* BEGIN SUPPLIED MATERIAL *
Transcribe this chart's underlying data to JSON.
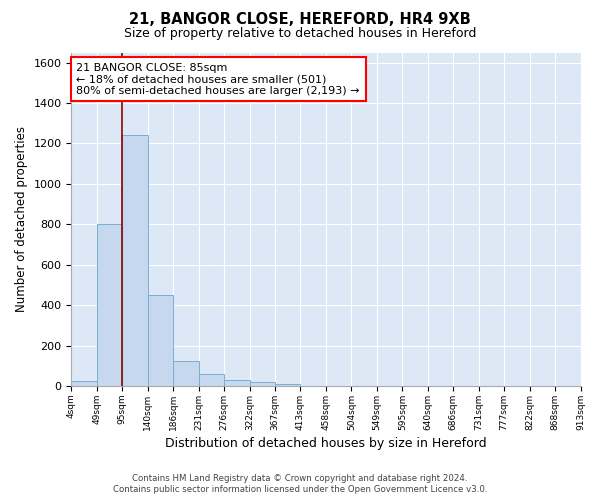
{
  "title": "21, BANGOR CLOSE, HEREFORD, HR4 9XB",
  "subtitle": "Size of property relative to detached houses in Hereford",
  "xlabel": "Distribution of detached houses by size in Hereford",
  "ylabel": "Number of detached properties",
  "bar_values": [
    25,
    800,
    1240,
    450,
    125,
    60,
    28,
    18,
    10,
    0,
    0,
    0,
    0,
    0,
    0,
    0,
    0,
    0,
    0,
    0
  ],
  "bin_labels": [
    "4sqm",
    "49sqm",
    "95sqm",
    "140sqm",
    "186sqm",
    "231sqm",
    "276sqm",
    "322sqm",
    "367sqm",
    "413sqm",
    "458sqm",
    "504sqm",
    "549sqm",
    "595sqm",
    "640sqm",
    "686sqm",
    "731sqm",
    "777sqm",
    "822sqm",
    "868sqm",
    "913sqm"
  ],
  "bar_color": "#c5d8ee",
  "bar_edge_color": "#7aadd4",
  "property_line_x": 2,
  "annotation_line1": "21 BANGOR CLOSE: 85sqm",
  "annotation_line2": "← 18% of detached houses are smaller (501)",
  "annotation_line3": "80% of semi-detached houses are larger (2,193) →",
  "ylim": [
    0,
    1650
  ],
  "yticks": [
    0,
    200,
    400,
    600,
    800,
    1000,
    1200,
    1400,
    1600
  ],
  "footer1": "Contains HM Land Registry data © Crown copyright and database right 2024.",
  "footer2": "Contains public sector information licensed under the Open Government Licence v3.0.",
  "bg_color": "#dce8f5",
  "grid_color": "white"
}
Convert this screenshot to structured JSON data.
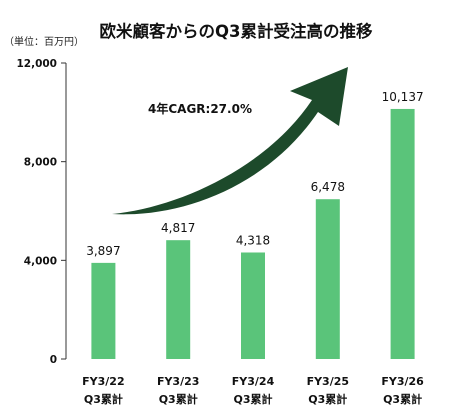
{
  "chart_data": {
    "type": "bar",
    "title": "欧米顧客からのQ3累計受注高の推移",
    "unit_label": "（単位：百万円）",
    "categories_line1": [
      "FY3/22",
      "FY3/23",
      "FY3/24",
      "FY3/25",
      "FY3/26"
    ],
    "categories_line2": [
      "Q3累計",
      "Q3累計",
      "Q3累計",
      "Q3累計",
      "Q3累計"
    ],
    "values": [
      3897,
      4817,
      4318,
      6478,
      10137
    ],
    "value_labels": [
      "3,897",
      "4,817",
      "4,318",
      "6,478",
      "10,137"
    ],
    "ylim": [
      0,
      12000
    ],
    "yticks": [
      0,
      4000,
      8000,
      12000
    ],
    "ytick_labels": [
      "0",
      "4,000",
      "8,000",
      "12,000"
    ],
    "grid": false,
    "annotation": "4年CAGR:27.0%",
    "colors": {
      "bar": "#5ac47a",
      "arrow": "#1d4a2b",
      "axis": "#333333"
    }
  }
}
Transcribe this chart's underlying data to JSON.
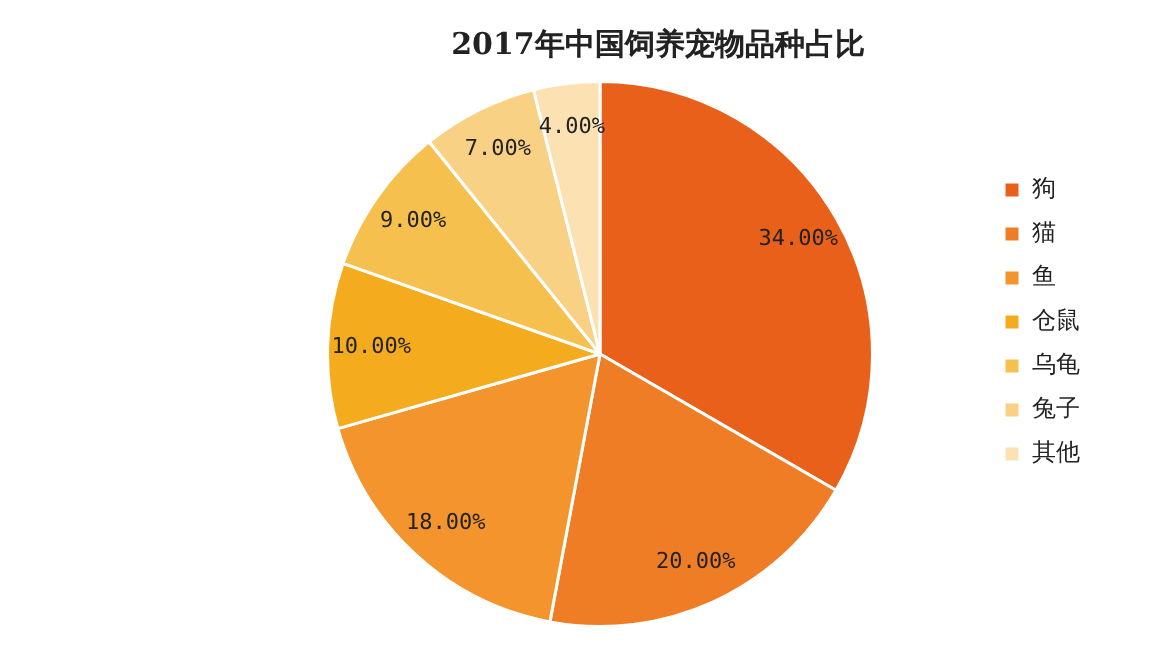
{
  "chart_data": {
    "type": "pie",
    "title": "2017年中国饲养宠物品种占比",
    "categories": [
      "狗",
      "猫",
      "鱼",
      "仓鼠",
      "乌龟",
      "兔子",
      "其他"
    ],
    "values": [
      34,
      20,
      18,
      10,
      9,
      7,
      4
    ],
    "value_labels": [
      "34.00%",
      "20.00%",
      "18.00%",
      "10.00%",
      "9.00%",
      "7.00%",
      "4.00%"
    ],
    "colors": [
      "#e8601a",
      "#ef7d26",
      "#f3942c",
      "#f5ab1e",
      "#f6c04e",
      "#f9d184",
      "#fce2b2"
    ],
    "legend": "right"
  }
}
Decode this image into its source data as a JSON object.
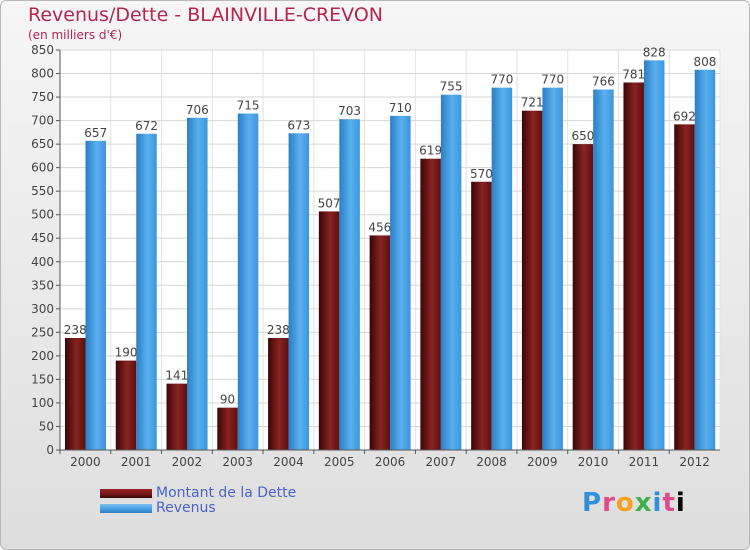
{
  "header": {
    "title": "Revenus/Dette - BLAINVILLE-CREVON",
    "subtitle": "(en milliers d'€)"
  },
  "legend": {
    "items": [
      {
        "label": "Montant de la Dette",
        "color": "#7a1a1a"
      },
      {
        "label": "Revenus",
        "color": "#4aa3e8"
      }
    ]
  },
  "logo": {
    "text": "Proxiti"
  },
  "chart_data": {
    "type": "bar",
    "title": "Revenus/Dette - BLAINVILLE-CREVON",
    "subtitle": "(en milliers d'€)",
    "categories": [
      "2000",
      "2001",
      "2002",
      "2003",
      "2004",
      "2005",
      "2006",
      "2007",
      "2008",
      "2009",
      "2010",
      "2011",
      "2012"
    ],
    "series": [
      {
        "name": "Montant de la Dette",
        "color": "#7a1a1a",
        "values": [
          238,
          190,
          141,
          90,
          238,
          507,
          456,
          619,
          570,
          721,
          650,
          781,
          692
        ]
      },
      {
        "name": "Revenus",
        "color": "#4aa3e8",
        "values": [
          657,
          672,
          706,
          715,
          673,
          703,
          710,
          755,
          770,
          770,
          766,
          828,
          808
        ]
      }
    ],
    "ylim": [
      0,
      850
    ],
    "ytick_step": 50,
    "grid": true,
    "legend_position": "bottom-left"
  }
}
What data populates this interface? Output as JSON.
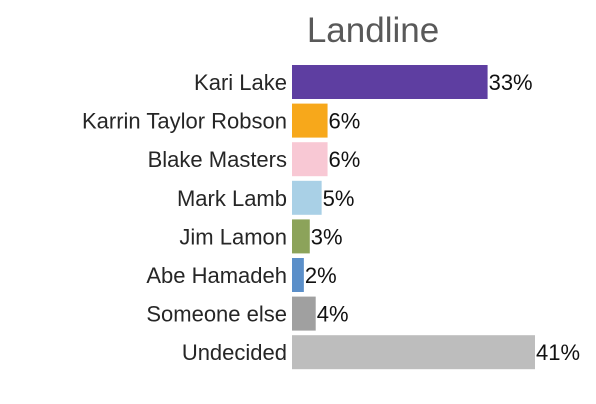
{
  "chart_data": {
    "type": "bar",
    "orientation": "horizontal",
    "title": "Landline",
    "categories": [
      "Kari Lake",
      "Karrin Taylor Robson",
      "Blake Masters",
      "Mark Lamb",
      "Jim Lamon",
      "Abe Hamadeh",
      "Someone else",
      "Undecided"
    ],
    "values": [
      33,
      6,
      6,
      5,
      3,
      2,
      4,
      41
    ],
    "value_labels": [
      "33%",
      "6%",
      "6%",
      "5%",
      "3%",
      "2%",
      "4%",
      "41%"
    ],
    "colors": [
      "#5e3ea1",
      "#f7a81b",
      "#f8c8d4",
      "#a9d0e6",
      "#8ca35a",
      "#5b8fc9",
      "#a0a0a0",
      "#bdbdbd"
    ],
    "xlabel": "",
    "ylabel": "",
    "xlim": [
      0,
      41
    ],
    "grid": false,
    "legend": "none"
  }
}
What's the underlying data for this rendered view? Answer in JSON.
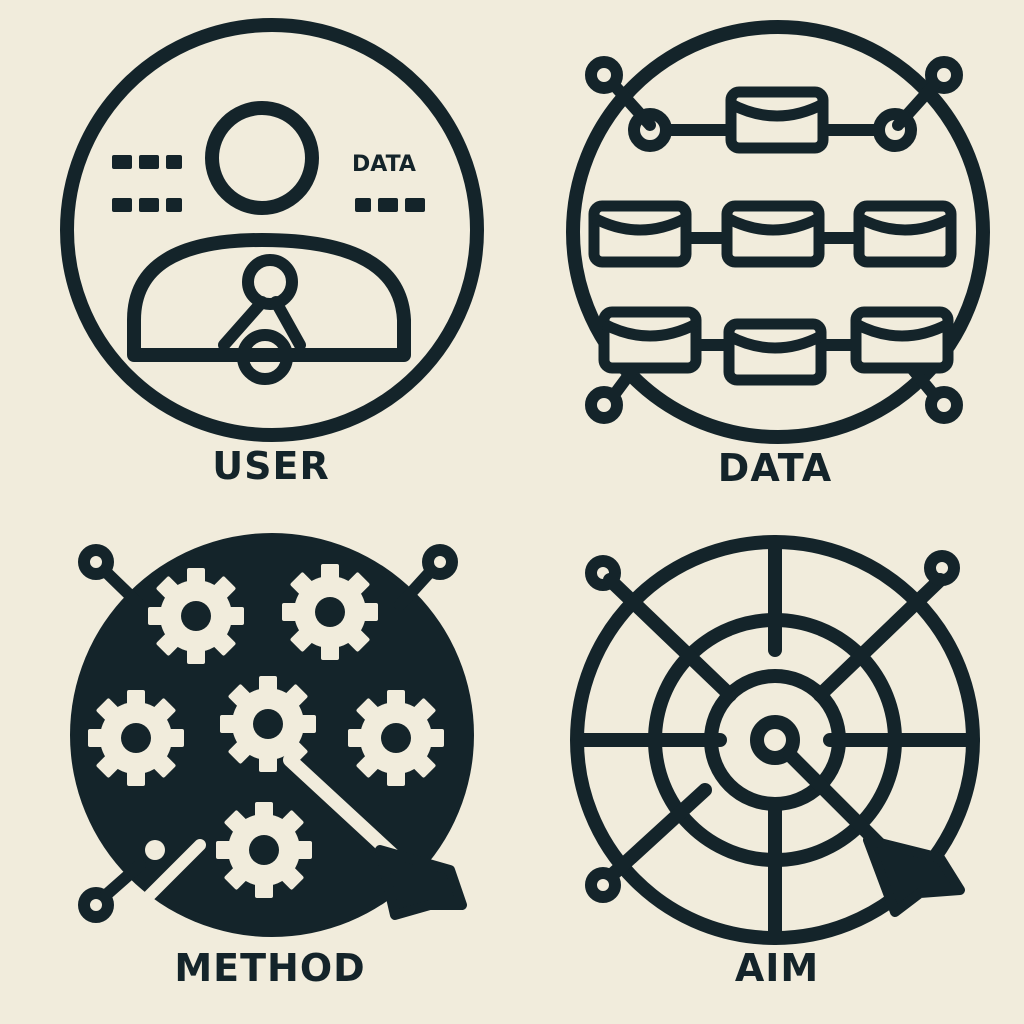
{
  "panels": {
    "user": {
      "label": "USER",
      "inner_text": "DATA"
    },
    "data": {
      "label": "DATA"
    },
    "method": {
      "label": "METHOD"
    },
    "aim": {
      "label": "AIM"
    }
  },
  "colors": {
    "background": "#f1ecdc",
    "ink": "#14242a"
  }
}
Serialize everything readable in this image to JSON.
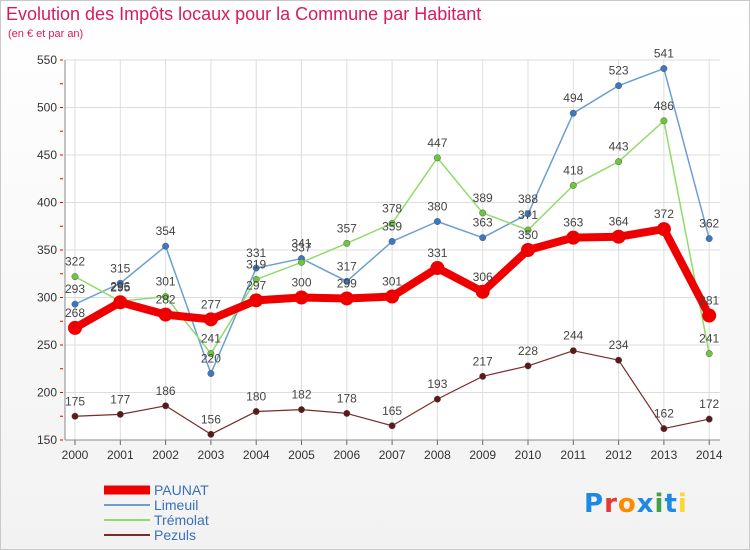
* END SUPPLIED MATERIAL *
Return the material word for word. Pictures are not part of the copy.

▸ **EXERCISE ANSWER**
Transcribe this chart's underlying data to JSON.
{
  "title": "21, BANGOR CLOSE, HEREFORD, HR4 9XB",
  "subtitle": "Size of property relative to detached houses in Hereford",
  "xlabel": "Distribution of detached houses by size in Hereford",
  "ylabel": "Number of detached properties",
  "bar_values": [
    25,
    800,
    1240,
    450,
    125,
    60,
    28,
    18,
    10,
    0,
    0,
    0,
    0,
    0,
    0,
    0,
    0,
    0,
    0,
    0
  ],
  "bin_labels": [
    "4sqm",
    "49sqm",
    "95sqm",
    "140sqm",
    "186sqm",
    "231sqm",
    "276sqm",
    "322sqm",
    "367sqm",
    "413sqm",
    "458sqm",
    "504sqm",
    "549sqm",
    "595sqm",
    "640sqm",
    "686sqm",
    "731sqm",
    "777sqm",
    "822sqm",
    "868sqm",
    "913sqm"
  ],
  "bar_color": "#c5d8ee",
  "bar_edge_color": "#7aadd4",
  "property_line_x": 2,
  "annotation_line1": "21 BANGOR CLOSE: 85sqm",
  "annotation_line2": "← 18% of detached houses are smaller (501)",
  "annotation_line3": "80% of semi-detached houses are larger (2,193) →",
  "ylim": [
    0,
    1650
  ],
  "yticks": [
    0,
    200,
    400,
    600,
    800,
    1000,
    1200,
    1400,
    1600
  ],
  "footer1": "Contains HM Land Registry data © Crown copyright and database right 2024.",
  "footer2": "Contains public sector information licensed under the Open Government Licence v3.0.",
  "bg_color": "#dce8f5",
  "grid_color": "white"
}
Convert this screenshot to structured JSON data.
{
  "chart_data": {
    "type": "bar",
    "title": "欧米顧客からのQ3累計受注高の推移",
    "unit_label": "（単位：百万円）",
    "categories_line1": [
      "FY3/22",
      "FY3/23",
      "FY3/24",
      "FY3/25",
      "FY3/26"
    ],
    "categories_line2": [
      "Q3累計",
      "Q3累計",
      "Q3累計",
      "Q3累計",
      "Q3累計"
    ],
    "values": [
      3897,
      4817,
      4318,
      6478,
      10137
    ],
    "value_labels": [
      "3,897",
      "4,817",
      "4,318",
      "6,478",
      "10,137"
    ],
    "ylim": [
      0,
      12000
    ],
    "yticks": [
      0,
      4000,
      8000,
      12000
    ],
    "ytick_labels": [
      "0",
      "4,000",
      "8,000",
      "12,000"
    ],
    "grid": false,
    "annotation": "4年CAGR:27.0%",
    "colors": {
      "bar": "#5ac47a",
      "arrow": "#1d4a2b",
      "axis": "#333333"
    }
  }
}
Transcribe this chart's underlying data to JSON.
{
  "chart_data": {
    "type": "pie",
    "title": "2017年中国饲养宠物品种占比",
    "categories": [
      "狗",
      "猫",
      "鱼",
      "仓鼠",
      "乌龟",
      "兔子",
      "其他"
    ],
    "values": [
      34,
      20,
      18,
      10,
      9,
      7,
      4
    ],
    "value_labels": [
      "34.00%",
      "20.00%",
      "18.00%",
      "10.00%",
      "9.00%",
      "7.00%",
      "4.00%"
    ],
    "colors": [
      "#e8601a",
      "#ef7d26",
      "#f3942c",
      "#f5ab1e",
      "#f6c04e",
      "#f9d184",
      "#fce2b2"
    ],
    "legend": "right"
  }
}
Decode this image into its source data as a JSON object.
{
  "header": {
    "title": "Revenus/Dette - BLAINVILLE-CREVON",
    "subtitle": "(en milliers d'€)"
  },
  "legend": {
    "items": [
      {
        "label": "Montant de la Dette",
        "color": "#7a1a1a"
      },
      {
        "label": "Revenus",
        "color": "#4aa3e8"
      }
    ]
  },
  "logo": {
    "text": "Proxiti"
  },
  "chart_data": {
    "type": "bar",
    "title": "Revenus/Dette - BLAINVILLE-CREVON",
    "subtitle": "(en milliers d'€)",
    "categories": [
      "2000",
      "2001",
      "2002",
      "2003",
      "2004",
      "2005",
      "2006",
      "2007",
      "2008",
      "2009",
      "2010",
      "2011",
      "2012"
    ],
    "series": [
      {
        "name": "Montant de la Dette",
        "color": "#7a1a1a",
        "values": [
          238,
          190,
          141,
          90,
          238,
          507,
          456,
          619,
          570,
          721,
          650,
          781,
          692
        ]
      },
      {
        "name": "Revenus",
        "color": "#4aa3e8",
        "values": [
          657,
          672,
          706,
          715,
          673,
          703,
          710,
          755,
          770,
          770,
          766,
          828,
          808
        ]
      }
    ],
    "ylim": [
      0,
      850
    ],
    "ytick_step": 50,
    "grid": true,
    "legend_position": "bottom-left"
  }
}
What data populates this interface? Output as JSON.
{
  "chart_data": {
    "type": "bar",
    "orientation": "horizontal",
    "title": "Landline",
    "categories": [
      "Kari Lake",
      "Karrin Taylor Robson",
      "Blake Masters",
      "Mark Lamb",
      "Jim Lamon",
      "Abe Hamadeh",
      "Someone else",
      "Undecided"
    ],
    "values": [
      33,
      6,
      6,
      5,
      3,
      2,
      4,
      41
    ],
    "value_labels": [
      "33%",
      "6%",
      "6%",
      "5%",
      "3%",
      "2%",
      "4%",
      "41%"
    ],
    "colors": [
      "#5e3ea1",
      "#f7a81b",
      "#f8c8d4",
      "#a9d0e6",
      "#8ca35a",
      "#5b8fc9",
      "#a0a0a0",
      "#bdbdbd"
    ],
    "xlabel": "",
    "ylabel": "",
    "xlim": [
      0,
      41
    ],
    "grid": false,
    "legend": "none"
  }
}
What's the underlying data for this rendered view? Answer in JSON.
{
  "panels": {
    "user": {
      "label": "USER",
      "inner_text": "DATA"
    },
    "data": {
      "label": "DATA"
    },
    "method": {
      "label": "METHOD"
    },
    "aim": {
      "label": "AIM"
    }
  },
  "colors": {
    "background": "#f1ecdc",
    "ink": "#14242a"
  }
}
Serialize everything readable in this image to JSON.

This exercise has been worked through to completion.